* **SOURCE MATERIAL**
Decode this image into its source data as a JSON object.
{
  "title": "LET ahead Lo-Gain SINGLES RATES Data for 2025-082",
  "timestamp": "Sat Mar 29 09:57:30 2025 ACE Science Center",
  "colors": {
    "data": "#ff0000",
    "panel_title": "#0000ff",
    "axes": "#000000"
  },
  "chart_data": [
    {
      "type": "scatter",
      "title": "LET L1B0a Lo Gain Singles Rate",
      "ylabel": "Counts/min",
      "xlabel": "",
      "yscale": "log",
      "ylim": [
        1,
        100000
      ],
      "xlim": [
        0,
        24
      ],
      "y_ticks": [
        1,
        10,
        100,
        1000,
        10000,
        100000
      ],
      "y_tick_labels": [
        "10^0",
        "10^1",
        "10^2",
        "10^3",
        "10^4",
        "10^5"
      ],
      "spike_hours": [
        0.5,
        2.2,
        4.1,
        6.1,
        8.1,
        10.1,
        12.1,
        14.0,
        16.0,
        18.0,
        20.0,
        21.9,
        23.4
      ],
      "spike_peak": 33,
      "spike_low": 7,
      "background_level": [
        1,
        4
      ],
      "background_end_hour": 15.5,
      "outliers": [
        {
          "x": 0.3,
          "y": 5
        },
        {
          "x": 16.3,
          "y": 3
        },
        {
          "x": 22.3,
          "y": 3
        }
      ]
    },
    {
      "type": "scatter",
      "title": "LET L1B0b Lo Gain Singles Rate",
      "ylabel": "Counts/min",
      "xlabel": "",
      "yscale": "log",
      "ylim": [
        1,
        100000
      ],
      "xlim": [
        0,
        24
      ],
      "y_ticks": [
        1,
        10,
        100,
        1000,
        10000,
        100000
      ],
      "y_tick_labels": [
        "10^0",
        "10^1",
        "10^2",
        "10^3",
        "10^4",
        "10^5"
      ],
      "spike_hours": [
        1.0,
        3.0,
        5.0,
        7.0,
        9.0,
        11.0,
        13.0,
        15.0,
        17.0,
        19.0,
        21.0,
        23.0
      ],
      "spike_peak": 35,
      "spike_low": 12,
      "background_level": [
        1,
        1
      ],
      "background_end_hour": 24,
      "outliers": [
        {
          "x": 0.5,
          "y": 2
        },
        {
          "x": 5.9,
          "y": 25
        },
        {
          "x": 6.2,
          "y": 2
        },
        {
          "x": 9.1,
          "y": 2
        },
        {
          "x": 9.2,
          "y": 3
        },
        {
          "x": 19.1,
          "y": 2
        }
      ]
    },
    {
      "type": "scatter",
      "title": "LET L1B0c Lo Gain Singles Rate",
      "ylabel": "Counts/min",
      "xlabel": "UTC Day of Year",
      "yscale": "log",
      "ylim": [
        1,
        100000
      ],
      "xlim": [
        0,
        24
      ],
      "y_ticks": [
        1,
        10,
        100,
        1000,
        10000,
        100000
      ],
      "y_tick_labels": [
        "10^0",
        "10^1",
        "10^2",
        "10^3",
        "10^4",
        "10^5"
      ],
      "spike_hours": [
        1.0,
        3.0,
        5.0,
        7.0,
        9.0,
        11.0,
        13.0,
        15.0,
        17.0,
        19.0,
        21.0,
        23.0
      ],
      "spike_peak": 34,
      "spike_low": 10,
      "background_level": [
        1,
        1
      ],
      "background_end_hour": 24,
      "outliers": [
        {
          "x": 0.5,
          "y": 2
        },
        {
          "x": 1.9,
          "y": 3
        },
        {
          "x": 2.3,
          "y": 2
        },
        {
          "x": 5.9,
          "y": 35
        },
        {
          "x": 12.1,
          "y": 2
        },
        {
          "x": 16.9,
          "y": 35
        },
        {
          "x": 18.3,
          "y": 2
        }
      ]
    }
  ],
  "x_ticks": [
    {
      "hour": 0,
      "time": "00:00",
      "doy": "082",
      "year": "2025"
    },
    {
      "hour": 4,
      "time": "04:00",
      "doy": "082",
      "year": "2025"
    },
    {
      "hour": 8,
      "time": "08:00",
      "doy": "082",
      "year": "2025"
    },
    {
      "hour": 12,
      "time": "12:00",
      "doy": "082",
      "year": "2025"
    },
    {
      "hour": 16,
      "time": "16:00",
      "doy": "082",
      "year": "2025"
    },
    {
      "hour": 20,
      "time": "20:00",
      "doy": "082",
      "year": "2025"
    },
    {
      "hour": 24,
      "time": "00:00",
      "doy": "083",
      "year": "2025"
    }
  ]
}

* **TASK DIRECTIONS**
Extract all the material, leaving every line as it is.

* **ANSWER TO THIS EXERCISE**
Decode this image into its source data as a JSON object.
{
  "title": "LET ahead Lo-Gain SINGLES RATES Data for 2025-082",
  "timestamp": "Sat Mar 29 09:57:30 2025 ACE Science Center",
  "colors": {
    "data": "#ff0000",
    "panel_title": "#0000ff",
    "axes": "#000000"
  },
  "chart_data": [
    {
      "type": "scatter",
      "title": "LET L1B0a Lo Gain Singles Rate",
      "ylabel": "Counts/min",
      "xlabel": "",
      "yscale": "log",
      "ylim": [
        1,
        100000
      ],
      "xlim": [
        0,
        24
      ],
      "y_ticks": [
        1,
        10,
        100,
        1000,
        10000,
        100000
      ],
      "y_tick_labels": [
        "10^0",
        "10^1",
        "10^2",
        "10^3",
        "10^4",
        "10^5"
      ],
      "spike_hours": [
        0.5,
        2.2,
        4.1,
        6.1,
        8.1,
        10.1,
        12.1,
        14.0,
        16.0,
        18.0,
        20.0,
        21.9,
        23.4
      ],
      "spike_peak": 33,
      "spike_low": 7,
      "background_level": [
        1,
        4
      ],
      "background_end_hour": 15.5,
      "outliers": [
        {
          "x": 0.3,
          "y": 5
        },
        {
          "x": 16.3,
          "y": 3
        },
        {
          "x": 22.3,
          "y": 3
        }
      ]
    },
    {
      "type": "scatter",
      "title": "LET L1B0b Lo Gain Singles Rate",
      "ylabel": "Counts/min",
      "xlabel": "",
      "yscale": "log",
      "ylim": [
        1,
        100000
      ],
      "xlim": [
        0,
        24
      ],
      "y_ticks": [
        1,
        10,
        100,
        1000,
        10000,
        100000
      ],
      "y_tick_labels": [
        "10^0",
        "10^1",
        "10^2",
        "10^3",
        "10^4",
        "10^5"
      ],
      "spike_hours": [
        1.0,
        3.0,
        5.0,
        7.0,
        9.0,
        11.0,
        13.0,
        15.0,
        17.0,
        19.0,
        21.0,
        23.0
      ],
      "spike_peak": 35,
      "spike_low": 12,
      "background_level": [
        1,
        1
      ],
      "background_end_hour": 24,
      "outliers": [
        {
          "x": 0.5,
          "y": 2
        },
        {
          "x": 5.9,
          "y": 25
        },
        {
          "x": 6.2,
          "y": 2
        },
        {
          "x": 9.1,
          "y": 2
        },
        {
          "x": 9.2,
          "y": 3
        },
        {
          "x": 19.1,
          "y": 2
        }
      ]
    },
    {
      "type": "scatter",
      "title": "LET L1B0c Lo Gain Singles Rate",
      "ylabel": "Counts/min",
      "xlabel": "UTC Day of Year",
      "yscale": "log",
      "ylim": [
        1,
        100000
      ],
      "xlim": [
        0,
        24
      ],
      "y_ticks": [
        1,
        10,
        100,
        1000,
        10000,
        100000
      ],
      "y_tick_labels": [
        "10^0",
        "10^1",
        "10^2",
        "10^3",
        "10^4",
        "10^5"
      ],
      "spike_hours": [
        1.0,
        3.0,
        5.0,
        7.0,
        9.0,
        11.0,
        13.0,
        15.0,
        17.0,
        19.0,
        21.0,
        23.0
      ],
      "spike_peak": 34,
      "spike_low": 10,
      "background_level": [
        1,
        1
      ],
      "background_end_hour": 24,
      "outliers": [
        {
          "x": 0.5,
          "y": 2
        },
        {
          "x": 1.9,
          "y": 3
        },
        {
          "x": 2.3,
          "y": 2
        },
        {
          "x": 5.9,
          "y": 35
        },
        {
          "x": 12.1,
          "y": 2
        },
        {
          "x": 16.9,
          "y": 35
        },
        {
          "x": 18.3,
          "y": 2
        }
      ]
    }
  ],
  "x_ticks": [
    {
      "hour": 0,
      "time": "00:00",
      "doy": "082",
      "year": "2025"
    },
    {
      "hour": 4,
      "time": "04:00",
      "doy": "082",
      "year": "2025"
    },
    {
      "hour": 8,
      "time": "08:00",
      "doy": "082",
      "year": "2025"
    },
    {
      "hour": 12,
      "time": "12:00",
      "doy": "082",
      "year": "2025"
    },
    {
      "hour": 16,
      "time": "16:00",
      "doy": "082",
      "year": "2025"
    },
    {
      "hour": 20,
      "time": "20:00",
      "doy": "082",
      "year": "2025"
    },
    {
      "hour": 24,
      "time": "00:00",
      "doy": "083",
      "year": "2025"
    }
  ]
}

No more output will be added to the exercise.